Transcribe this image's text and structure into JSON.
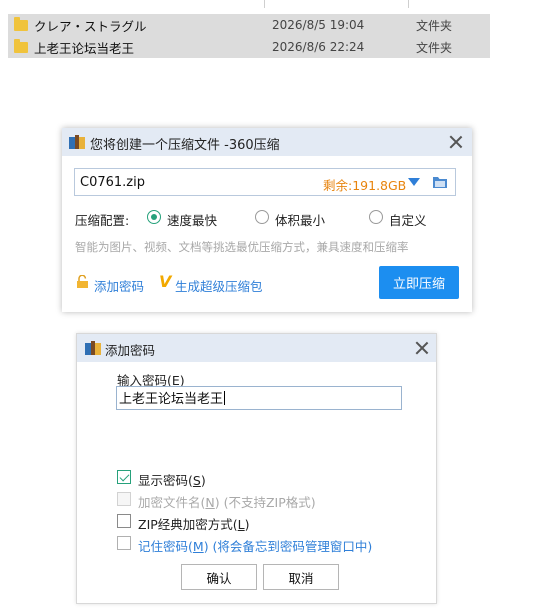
{
  "files": [
    {
      "name": "クレア・ストラグル",
      "date": "2026/8/5 19:04",
      "type": "文件夹"
    },
    {
      "name": "上老王论坛当老王",
      "date": "2026/8/6 22:24",
      "type": "文件夹"
    }
  ],
  "compress_dialog": {
    "title": "您将创建一个压缩文件 -360压缩",
    "filename": "C0761.zip",
    "remaining": "剩余:191.8GB",
    "config_label": "压缩配置:",
    "options": [
      "速度最快",
      "体积最小",
      "自定义"
    ],
    "selected_option": "速度最快",
    "hint": "智能为图片、视频、文档等挑选最优压缩方式，兼具速度和压缩率",
    "add_password_link": "添加密码",
    "super_pack_link": "生成超级压缩包",
    "compress_button": "立即压缩"
  },
  "password_dialog": {
    "title": "添加密码",
    "input_label_prefix": "输入密码(",
    "input_label_key": "E",
    "input_label_suffix": ")",
    "password_value": "上老王论坛当老王",
    "show_password_prefix": "显示密码(",
    "show_password_key": "S",
    "show_password_suffix": ")",
    "encrypt_names_prefix": "加密文件名(",
    "encrypt_names_key": "N",
    "encrypt_names_suffix": ") (不支持ZIP格式)",
    "zip_classic_prefix": "ZIP经典加密方式(",
    "zip_classic_key": "L",
    "zip_classic_suffix": ")",
    "remember_prefix": "记住密码(",
    "remember_key": "M",
    "remember_suffix": ") (将会备忘到密码管理窗口中)",
    "ok_label": "确认",
    "cancel_label": "取消",
    "show_password_checked": true
  },
  "colors": {
    "accent": "#1c8ef0",
    "remaining_orange": "#e8840e",
    "link_blue": "#2f7fd8",
    "check_green": "#26a17b"
  }
}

____________

(The problem) Write out each line of the data exactly; the images should be left out.

(Written answer)
Transcribe this image's text and structure into JSON.
{
  "files": [
    {
      "name": "クレア・ストラグル",
      "date": "2026/8/5 19:04",
      "type": "文件夹"
    },
    {
      "name": "上老王论坛当老王",
      "date": "2026/8/6 22:24",
      "type": "文件夹"
    }
  ],
  "compress_dialog": {
    "title": "您将创建一个压缩文件 -360压缩",
    "filename": "C0761.zip",
    "remaining": "剩余:191.8GB",
    "config_label": "压缩配置:",
    "options": [
      "速度最快",
      "体积最小",
      "自定义"
    ],
    "selected_option": "速度最快",
    "hint": "智能为图片、视频、文档等挑选最优压缩方式，兼具速度和压缩率",
    "add_password_link": "添加密码",
    "super_pack_link": "生成超级压缩包",
    "compress_button": "立即压缩"
  },
  "password_dialog": {
    "title": "添加密码",
    "input_label_prefix": "输入密码(",
    "input_label_key": "E",
    "input_label_suffix": ")",
    "password_value": "上老王论坛当老王",
    "show_password_prefix": "显示密码(",
    "show_password_key": "S",
    "show_password_suffix": ")",
    "encrypt_names_prefix": "加密文件名(",
    "encrypt_names_key": "N",
    "encrypt_names_suffix": ") (不支持ZIP格式)",
    "zip_classic_prefix": "ZIP经典加密方式(",
    "zip_classic_key": "L",
    "zip_classic_suffix": ")",
    "remember_prefix": "记住密码(",
    "remember_key": "M",
    "remember_suffix": ") (将会备忘到密码管理窗口中)",
    "ok_label": "确认",
    "cancel_label": "取消",
    "show_password_checked": true
  },
  "colors": {
    "accent": "#1c8ef0",
    "remaining_orange": "#e8840e",
    "link_blue": "#2f7fd8",
    "check_green": "#26a17b"
  }
}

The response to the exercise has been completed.